Read the records below. Copy each line where the string "مناسك" occurs.

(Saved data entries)
- - -
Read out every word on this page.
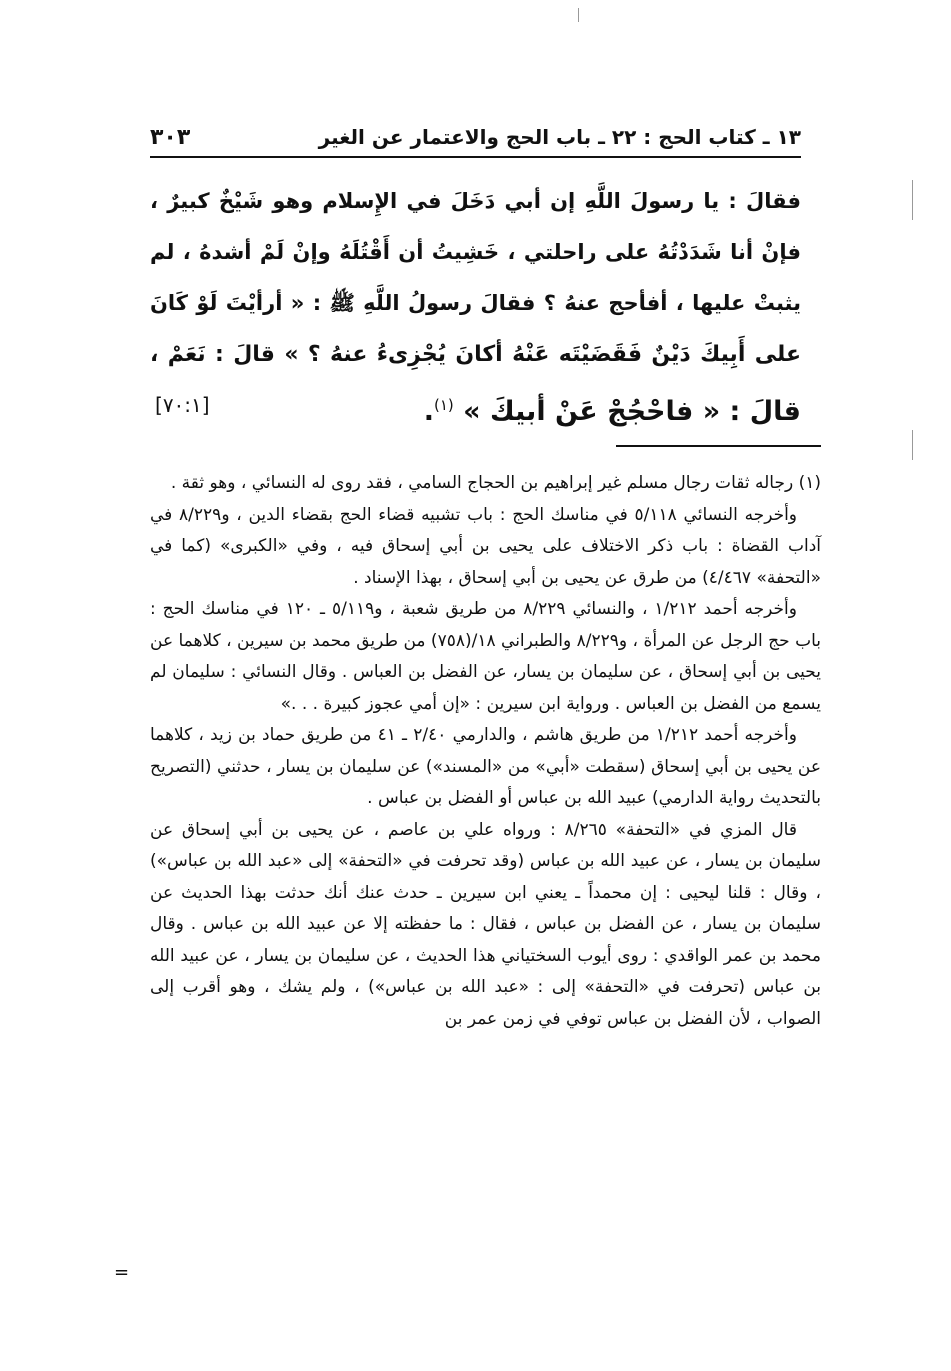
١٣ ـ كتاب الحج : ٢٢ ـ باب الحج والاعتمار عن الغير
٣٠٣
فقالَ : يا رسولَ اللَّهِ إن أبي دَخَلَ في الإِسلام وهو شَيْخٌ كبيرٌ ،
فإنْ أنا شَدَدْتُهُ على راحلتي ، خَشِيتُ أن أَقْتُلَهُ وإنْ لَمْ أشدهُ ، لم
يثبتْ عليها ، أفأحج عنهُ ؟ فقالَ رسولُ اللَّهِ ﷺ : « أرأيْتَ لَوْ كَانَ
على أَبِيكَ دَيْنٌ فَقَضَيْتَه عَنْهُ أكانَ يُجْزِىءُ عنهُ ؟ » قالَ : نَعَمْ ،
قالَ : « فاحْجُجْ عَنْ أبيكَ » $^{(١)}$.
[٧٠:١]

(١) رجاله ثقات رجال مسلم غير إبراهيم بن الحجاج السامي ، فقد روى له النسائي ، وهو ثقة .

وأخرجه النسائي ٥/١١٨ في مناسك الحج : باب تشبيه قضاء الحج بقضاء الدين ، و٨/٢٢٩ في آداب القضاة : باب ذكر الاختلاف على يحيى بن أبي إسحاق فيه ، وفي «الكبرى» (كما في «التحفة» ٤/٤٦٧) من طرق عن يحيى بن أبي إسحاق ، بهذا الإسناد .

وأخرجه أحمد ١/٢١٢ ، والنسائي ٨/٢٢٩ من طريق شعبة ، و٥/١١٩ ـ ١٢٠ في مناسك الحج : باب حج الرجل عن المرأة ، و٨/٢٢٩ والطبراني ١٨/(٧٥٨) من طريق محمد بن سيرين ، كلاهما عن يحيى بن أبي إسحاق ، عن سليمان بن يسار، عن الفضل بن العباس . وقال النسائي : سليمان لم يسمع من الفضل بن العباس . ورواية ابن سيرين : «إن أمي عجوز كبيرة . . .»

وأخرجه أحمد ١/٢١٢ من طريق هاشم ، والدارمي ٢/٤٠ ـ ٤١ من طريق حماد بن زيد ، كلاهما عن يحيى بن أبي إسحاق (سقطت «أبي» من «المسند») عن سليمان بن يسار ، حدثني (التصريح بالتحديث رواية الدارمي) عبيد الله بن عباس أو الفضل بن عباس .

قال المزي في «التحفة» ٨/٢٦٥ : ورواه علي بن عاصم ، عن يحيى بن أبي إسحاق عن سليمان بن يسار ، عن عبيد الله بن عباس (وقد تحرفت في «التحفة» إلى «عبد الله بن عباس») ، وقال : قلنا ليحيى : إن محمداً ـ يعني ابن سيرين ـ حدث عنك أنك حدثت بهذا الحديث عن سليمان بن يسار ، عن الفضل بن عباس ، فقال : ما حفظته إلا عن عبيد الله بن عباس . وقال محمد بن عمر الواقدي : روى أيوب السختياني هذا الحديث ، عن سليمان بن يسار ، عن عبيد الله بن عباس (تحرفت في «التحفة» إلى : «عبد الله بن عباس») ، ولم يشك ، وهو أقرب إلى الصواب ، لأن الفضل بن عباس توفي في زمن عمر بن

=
- - -
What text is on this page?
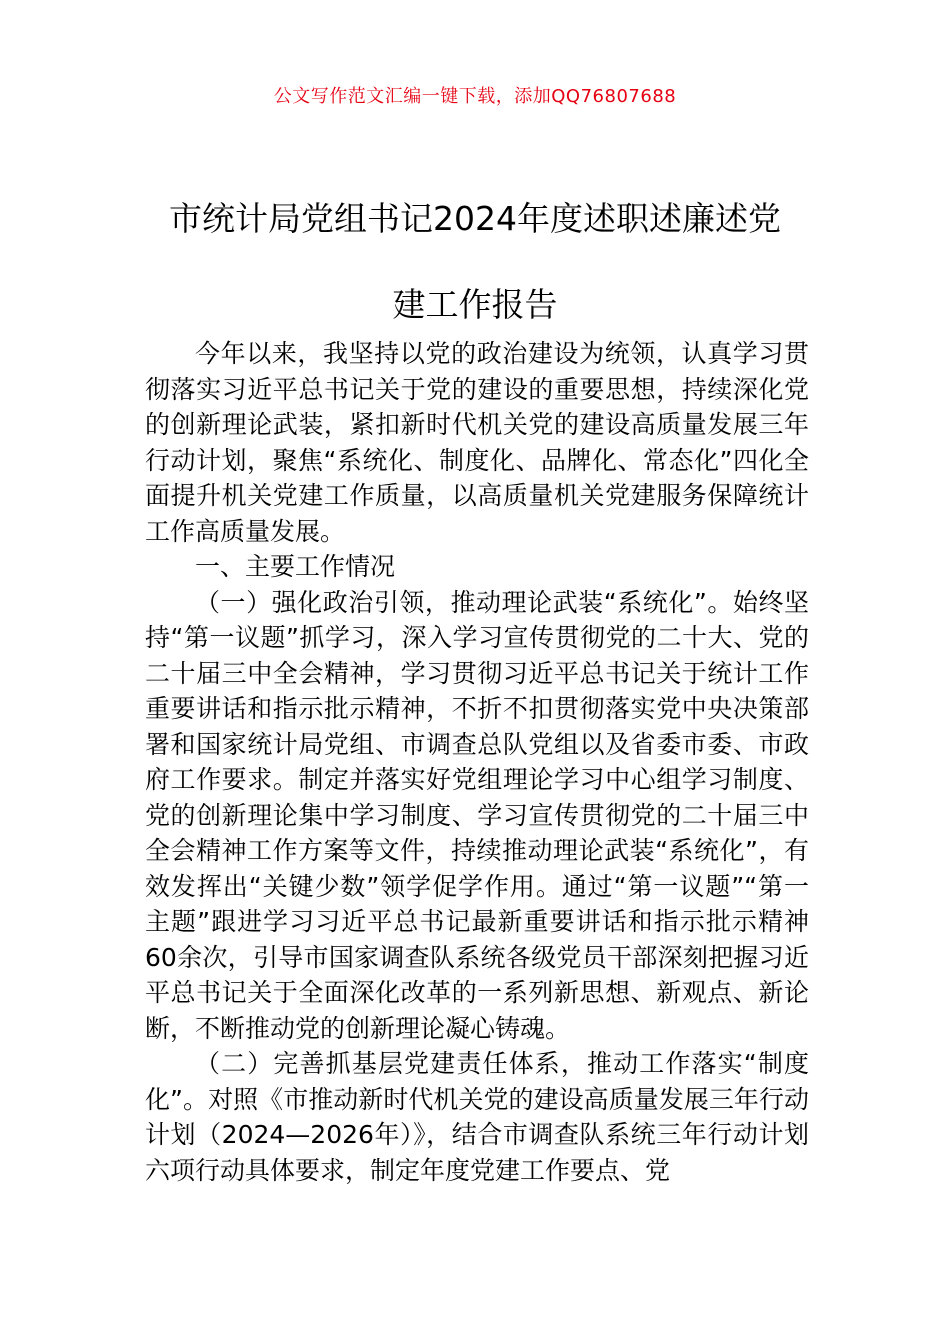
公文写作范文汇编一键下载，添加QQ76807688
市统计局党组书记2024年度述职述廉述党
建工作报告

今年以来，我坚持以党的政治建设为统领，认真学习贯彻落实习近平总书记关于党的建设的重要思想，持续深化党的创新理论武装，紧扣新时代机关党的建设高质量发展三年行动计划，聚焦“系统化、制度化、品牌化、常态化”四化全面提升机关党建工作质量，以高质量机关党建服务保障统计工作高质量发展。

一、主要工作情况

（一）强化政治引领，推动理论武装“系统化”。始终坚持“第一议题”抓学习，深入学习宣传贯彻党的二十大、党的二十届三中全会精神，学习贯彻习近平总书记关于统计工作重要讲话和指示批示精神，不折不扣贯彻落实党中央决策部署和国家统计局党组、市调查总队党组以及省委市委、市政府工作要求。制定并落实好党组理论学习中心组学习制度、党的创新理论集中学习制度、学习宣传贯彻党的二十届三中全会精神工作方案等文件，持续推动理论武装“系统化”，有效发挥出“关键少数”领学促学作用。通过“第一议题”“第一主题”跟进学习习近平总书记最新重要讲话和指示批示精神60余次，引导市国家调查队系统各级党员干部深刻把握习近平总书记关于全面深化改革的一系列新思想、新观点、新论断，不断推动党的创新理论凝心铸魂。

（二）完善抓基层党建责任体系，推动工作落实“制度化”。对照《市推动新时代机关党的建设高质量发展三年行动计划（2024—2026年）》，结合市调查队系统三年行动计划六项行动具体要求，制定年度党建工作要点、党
- - -
REPLY TO THE EXERCISE =>
وأخرجه النسائي ٥/١١٨ في مناسك الحج : باب تشبيه قضاء الحج بقضاء الدين ، و٨/٢٢٩ في آداب القضاة : باب ذكر الاختلاف على يحيى بن أبي إسحاق فيه ، وفي «الكبرى» (كما في «التحفة» ٤/٤٦٧) من طرق عن يحيى بن أبي إسحاق ، بهذا الإسناد .
وأخرجه أحمد ١/٢١٢ ، والنسائي ٨/٢٢٩ من طريق شعبة ، و٥/١١٩ ـ ١٢٠ في مناسك الحج : باب حج الرجل عن المرأة ، و٨/٢٢٩ والطبراني ١٨/(٧٥٨) من طريق محمد بن سيرين ، كلاهما عن يحيى بن أبي إسحاق ، عن سليمان بن يسار، عن الفضل بن العباس . وقال النسائي : سليمان لم يسمع من الفضل بن العباس . ورواية ابن سيرين : «إن أمي عجوز كبيرة . . .»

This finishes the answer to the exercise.